## What the task asks
Copy all the data exactly, except the pictures.

## Figure content listings
==========
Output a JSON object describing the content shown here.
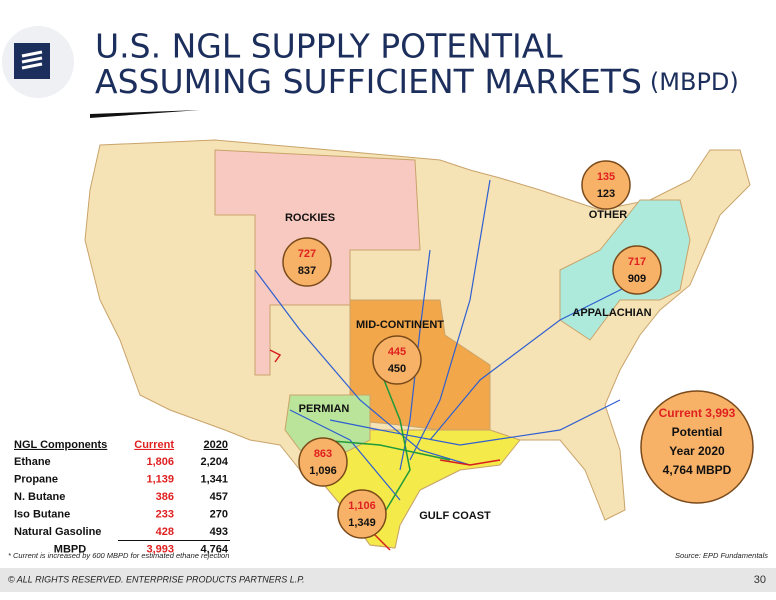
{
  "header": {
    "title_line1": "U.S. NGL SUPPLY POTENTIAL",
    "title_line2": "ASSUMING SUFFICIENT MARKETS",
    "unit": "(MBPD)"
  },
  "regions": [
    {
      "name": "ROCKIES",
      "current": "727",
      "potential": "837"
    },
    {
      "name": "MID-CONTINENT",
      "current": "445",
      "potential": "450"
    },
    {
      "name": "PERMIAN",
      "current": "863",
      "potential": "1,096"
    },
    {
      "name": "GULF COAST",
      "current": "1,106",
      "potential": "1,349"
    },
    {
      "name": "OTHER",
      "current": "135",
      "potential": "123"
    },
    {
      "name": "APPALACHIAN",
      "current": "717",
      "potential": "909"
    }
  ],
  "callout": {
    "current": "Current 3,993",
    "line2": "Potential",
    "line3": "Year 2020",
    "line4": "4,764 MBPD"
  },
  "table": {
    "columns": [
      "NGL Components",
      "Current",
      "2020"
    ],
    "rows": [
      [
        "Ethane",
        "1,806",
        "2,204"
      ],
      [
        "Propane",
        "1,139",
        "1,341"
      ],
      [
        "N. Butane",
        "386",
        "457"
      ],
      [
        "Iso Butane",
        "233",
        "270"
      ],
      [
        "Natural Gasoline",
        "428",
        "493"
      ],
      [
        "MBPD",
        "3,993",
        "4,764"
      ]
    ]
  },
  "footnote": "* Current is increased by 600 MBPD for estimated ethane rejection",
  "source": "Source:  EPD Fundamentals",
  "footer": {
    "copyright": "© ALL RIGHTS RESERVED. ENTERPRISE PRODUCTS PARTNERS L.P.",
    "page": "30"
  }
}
==========
## Written solution
Output a JSON object describing the content shown here.
{
  "header": {
    "title_line1": "U.S. NGL SUPPLY POTENTIAL",
    "title_line2": "ASSUMING SUFFICIENT MARKETS",
    "unit": "(MBPD)"
  },
  "regions": [
    {
      "name": "ROCKIES",
      "current": "727",
      "potential": "837"
    },
    {
      "name": "MID-CONTINENT",
      "current": "445",
      "potential": "450"
    },
    {
      "name": "PERMIAN",
      "current": "863",
      "potential": "1,096"
    },
    {
      "name": "GULF COAST",
      "current": "1,106",
      "potential": "1,349"
    },
    {
      "name": "OTHER",
      "current": "135",
      "potential": "123"
    },
    {
      "name": "APPALACHIAN",
      "current": "717",
      "potential": "909"
    }
  ],
  "callout": {
    "current": "Current 3,993",
    "line2": "Potential",
    "line3": "Year 2020",
    "line4": "4,764 MBPD"
  },
  "table": {
    "columns": [
      "NGL Components",
      "Current",
      "2020"
    ],
    "rows": [
      [
        "Ethane",
        "1,806",
        "2,204"
      ],
      [
        "Propane",
        "1,139",
        "1,341"
      ],
      [
        "N. Butane",
        "386",
        "457"
      ],
      [
        "Iso Butane",
        "233",
        "270"
      ],
      [
        "Natural Gasoline",
        "428",
        "493"
      ],
      [
        "MBPD",
        "3,993",
        "4,764"
      ]
    ]
  },
  "footnote": "* Current is increased by 600 MBPD for estimated ethane rejection",
  "source": "Source:  EPD Fundamentals",
  "footer": {
    "copyright": "© ALL RIGHTS RESERVED. ENTERPRISE PRODUCTS PARTNERS L.P.",
    "page": "30"
  }
}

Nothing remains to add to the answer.